» **EXTRACTED TEXT**
►

Le Vine was admired Wash.U. professor, Mideast expert
Published May 20, 2010
Victor T. Le Vine, a widely admired and much beloved professor of political science at Washington University and a frequent contributor of Op-Ed analytical pieces to the St. Louis Jewish Light, died Friday, May 7, 2010, at his home in University City. He was 81.
The cause of death was complications from infections of the aortic valve after surgery, according to family members.
Mr. Le Vine taught generations of students at Washington University (disclosure: including this writer, who counted him among his favorite teachers), starting in 1961, He retired from full-time teaching in 2003, but continued to teach a popular class on Terrorism and Terrorists, which he planned to teach this coming fall.
Mr. Le Vine’s teaching style, delivered in a polished British accent (he had spent time in England after escaping from Nazi Germany), combined a wry sense of humor with a supple analytical mind and a memory for both major themes in history and the details regarding every regime, movement and political ideology, especially in his areas of specialty, Africa and the Middle East.
David Cooper, who had taken Mr. Le Vine’s course in African Politics in the early 1960s, recalled, “I not only learned a tremendous amount from Victor Le Vine’s classes, but he also taught that learning could be fun. We had many laughs in his class as we learned to identify every country on the African continent on a blank map, and the ongoing relationships between former colonies and their original colonizing metropoles.”
Similar statements of admiration and affection were expressed by scores of Mr. Le Vine’s former students, representing both the start as well as his more recent teaching at Washington U. He continued to mentor and kept in touch with former students through the years.
Mr. Le Vine was a widely regarded expert and resource to both print and electronic media in St. Louis. He had done substantial research in six Middle Eastern nations and about 12 African states. He was a consultant to the U.S. State Department on African and Middle Eastern affairs.
Whenever there was a major crisis or breakthrough in the peace process in the Middle East, Mr. Le Vine was interviewed by local TV and radio stations for his insights and views. He also contributed scores of popular Op-Ed and analytical pieces to the St. Louis Jewish Light, the St. Louis Post-Dispatch and publications in both academic and popular periodicals across the United States.
Mr. Le Vine could be counted on not only to contribute learned and highly readable articles on request, but would often send pieces to the Jewish Light with the inscription, “Bob, I have been ‘reviewing the situation,’ and wanted to share some thoughts.” Without exception those articles evoked strong and positive readership response, and helped clarify complex and ever-changing events and issues in the Middle East, Southwest Asia and Africa.
Mr. Le Vine cautioned against easy stereotypes of Middle Eastern leaders and among the various factions popularly called terrorists. “One must have respect for those who have the determination and ability to carry out such horrible attacks as 9/11 or the terrorist attacks in Israel. One must also respect the right of Israel and the United States to protect their citizens from such attacks,” Mr. Le Vine said to the Jewish Light after a series of terrorist incidents in Israel.
Mr. Le Vine was born in Germany in 1928, and immigrated to the United States in 1938, the year of Kristallnacht, Nov. 9-10, 1938, which is regarded as the start of the major events of the Holocaust in Nazi Germany.
In the United States, Mr. Le Vine attended law school, and later served in the U.S. Army in the Korean War. He taught high school in Los Angeles and earned his Ph.D. in Political Science at UCLA before joining the faculty of Washington U. in 1961.
Washington University plans a memorial service at a date to be announced.
Among the survivors are his wife, Nathalie Le Vine; a son, Theodore Le Vine of Los Angeles; a daughter, Nicole Vizcarra of St. Louis; four grandchildren; and two great-grandchildren.
The family suggests memorial contributions to a charity of the donor’s choice.

◄

(Records from a data collection)
►

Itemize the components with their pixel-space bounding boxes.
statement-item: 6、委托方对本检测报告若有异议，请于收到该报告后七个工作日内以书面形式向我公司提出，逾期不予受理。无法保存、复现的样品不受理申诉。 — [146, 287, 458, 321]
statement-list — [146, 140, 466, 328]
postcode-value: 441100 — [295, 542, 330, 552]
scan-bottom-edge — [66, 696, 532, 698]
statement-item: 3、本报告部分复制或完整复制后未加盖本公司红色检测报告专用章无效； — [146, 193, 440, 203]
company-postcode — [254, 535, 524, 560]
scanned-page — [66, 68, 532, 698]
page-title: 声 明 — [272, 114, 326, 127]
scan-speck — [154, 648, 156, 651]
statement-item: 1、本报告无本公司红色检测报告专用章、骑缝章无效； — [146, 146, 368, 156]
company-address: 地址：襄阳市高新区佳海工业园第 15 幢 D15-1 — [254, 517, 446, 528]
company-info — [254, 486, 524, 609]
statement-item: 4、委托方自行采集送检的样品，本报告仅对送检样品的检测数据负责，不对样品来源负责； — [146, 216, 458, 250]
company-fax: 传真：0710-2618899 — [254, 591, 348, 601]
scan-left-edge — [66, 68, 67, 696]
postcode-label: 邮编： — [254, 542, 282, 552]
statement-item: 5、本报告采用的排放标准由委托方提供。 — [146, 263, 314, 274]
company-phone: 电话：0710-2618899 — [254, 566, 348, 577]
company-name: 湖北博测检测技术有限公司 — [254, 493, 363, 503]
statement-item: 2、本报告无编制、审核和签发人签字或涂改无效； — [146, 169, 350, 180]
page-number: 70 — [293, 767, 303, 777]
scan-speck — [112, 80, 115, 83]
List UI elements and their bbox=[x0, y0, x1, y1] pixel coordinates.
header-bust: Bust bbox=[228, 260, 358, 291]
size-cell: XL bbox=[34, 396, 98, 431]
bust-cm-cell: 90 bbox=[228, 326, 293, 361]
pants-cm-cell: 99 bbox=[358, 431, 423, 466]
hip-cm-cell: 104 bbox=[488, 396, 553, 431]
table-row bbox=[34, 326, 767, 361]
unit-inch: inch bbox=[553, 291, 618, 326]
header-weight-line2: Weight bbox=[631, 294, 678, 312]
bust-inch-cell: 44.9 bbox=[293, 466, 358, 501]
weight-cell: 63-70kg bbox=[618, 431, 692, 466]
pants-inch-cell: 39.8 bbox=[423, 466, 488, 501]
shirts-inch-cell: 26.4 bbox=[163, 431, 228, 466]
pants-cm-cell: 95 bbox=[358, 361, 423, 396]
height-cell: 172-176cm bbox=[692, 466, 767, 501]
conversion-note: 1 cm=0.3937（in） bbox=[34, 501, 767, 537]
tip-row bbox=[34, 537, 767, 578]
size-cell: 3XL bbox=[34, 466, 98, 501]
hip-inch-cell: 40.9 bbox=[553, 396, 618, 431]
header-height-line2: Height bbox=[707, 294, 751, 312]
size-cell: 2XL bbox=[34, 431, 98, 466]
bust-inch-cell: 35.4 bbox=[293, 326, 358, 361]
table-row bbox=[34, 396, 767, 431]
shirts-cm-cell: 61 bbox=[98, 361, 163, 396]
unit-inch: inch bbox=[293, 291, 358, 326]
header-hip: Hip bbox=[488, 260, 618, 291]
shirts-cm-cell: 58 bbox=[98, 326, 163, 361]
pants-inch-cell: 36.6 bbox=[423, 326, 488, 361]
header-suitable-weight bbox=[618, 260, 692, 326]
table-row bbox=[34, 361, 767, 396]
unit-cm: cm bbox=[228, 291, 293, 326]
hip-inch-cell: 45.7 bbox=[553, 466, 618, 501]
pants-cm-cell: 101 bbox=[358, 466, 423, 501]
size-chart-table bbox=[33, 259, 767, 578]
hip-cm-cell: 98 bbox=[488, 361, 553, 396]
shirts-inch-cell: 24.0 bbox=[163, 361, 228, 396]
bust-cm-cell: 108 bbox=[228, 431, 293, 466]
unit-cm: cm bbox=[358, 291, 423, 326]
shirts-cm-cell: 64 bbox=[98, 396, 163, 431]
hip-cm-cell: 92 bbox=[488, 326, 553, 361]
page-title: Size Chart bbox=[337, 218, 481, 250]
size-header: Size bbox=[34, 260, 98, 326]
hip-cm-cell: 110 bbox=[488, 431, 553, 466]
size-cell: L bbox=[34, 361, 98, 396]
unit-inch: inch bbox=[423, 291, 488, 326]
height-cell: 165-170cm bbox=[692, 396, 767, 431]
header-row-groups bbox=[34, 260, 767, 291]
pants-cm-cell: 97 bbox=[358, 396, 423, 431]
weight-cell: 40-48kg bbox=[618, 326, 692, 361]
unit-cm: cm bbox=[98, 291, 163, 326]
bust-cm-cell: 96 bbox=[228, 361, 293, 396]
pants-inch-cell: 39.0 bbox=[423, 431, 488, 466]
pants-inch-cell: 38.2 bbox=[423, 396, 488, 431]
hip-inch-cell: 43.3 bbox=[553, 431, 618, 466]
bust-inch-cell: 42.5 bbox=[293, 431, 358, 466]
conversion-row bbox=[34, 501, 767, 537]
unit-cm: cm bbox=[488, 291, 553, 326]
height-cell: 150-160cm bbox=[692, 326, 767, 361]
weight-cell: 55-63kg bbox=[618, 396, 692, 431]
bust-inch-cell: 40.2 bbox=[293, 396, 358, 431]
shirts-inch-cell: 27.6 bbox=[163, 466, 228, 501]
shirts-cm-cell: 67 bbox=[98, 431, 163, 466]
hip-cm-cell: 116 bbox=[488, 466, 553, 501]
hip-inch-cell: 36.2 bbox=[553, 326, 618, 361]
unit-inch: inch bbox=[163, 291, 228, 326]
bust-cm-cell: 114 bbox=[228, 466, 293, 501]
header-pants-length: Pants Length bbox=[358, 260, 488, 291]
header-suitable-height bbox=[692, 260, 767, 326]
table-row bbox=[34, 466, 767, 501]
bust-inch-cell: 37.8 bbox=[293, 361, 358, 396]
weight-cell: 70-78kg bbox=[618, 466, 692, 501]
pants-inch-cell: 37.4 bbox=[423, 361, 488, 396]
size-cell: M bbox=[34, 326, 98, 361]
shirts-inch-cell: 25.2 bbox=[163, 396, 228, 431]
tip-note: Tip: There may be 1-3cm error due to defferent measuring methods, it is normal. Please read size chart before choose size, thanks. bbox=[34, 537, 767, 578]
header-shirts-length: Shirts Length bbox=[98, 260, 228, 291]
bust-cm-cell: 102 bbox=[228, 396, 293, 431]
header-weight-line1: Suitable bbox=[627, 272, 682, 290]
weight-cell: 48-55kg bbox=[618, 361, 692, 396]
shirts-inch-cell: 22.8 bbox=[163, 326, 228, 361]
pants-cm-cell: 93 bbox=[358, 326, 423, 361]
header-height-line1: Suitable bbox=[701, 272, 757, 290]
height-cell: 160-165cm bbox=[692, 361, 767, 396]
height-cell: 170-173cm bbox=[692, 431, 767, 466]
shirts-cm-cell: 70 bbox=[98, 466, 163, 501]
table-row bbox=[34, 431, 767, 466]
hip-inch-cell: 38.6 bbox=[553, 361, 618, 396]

◄

» **TASK TO CARRY OUT**
List every survivor whom the obituary of Victor T. Le Vine names, with each person's relationship to him.

» **TASK RESULT**
Nathalie Le Vine, his wife
Theodore Le Vine of Los Angeles, his son
Nicole Vizcarra of St. Louis, his daughter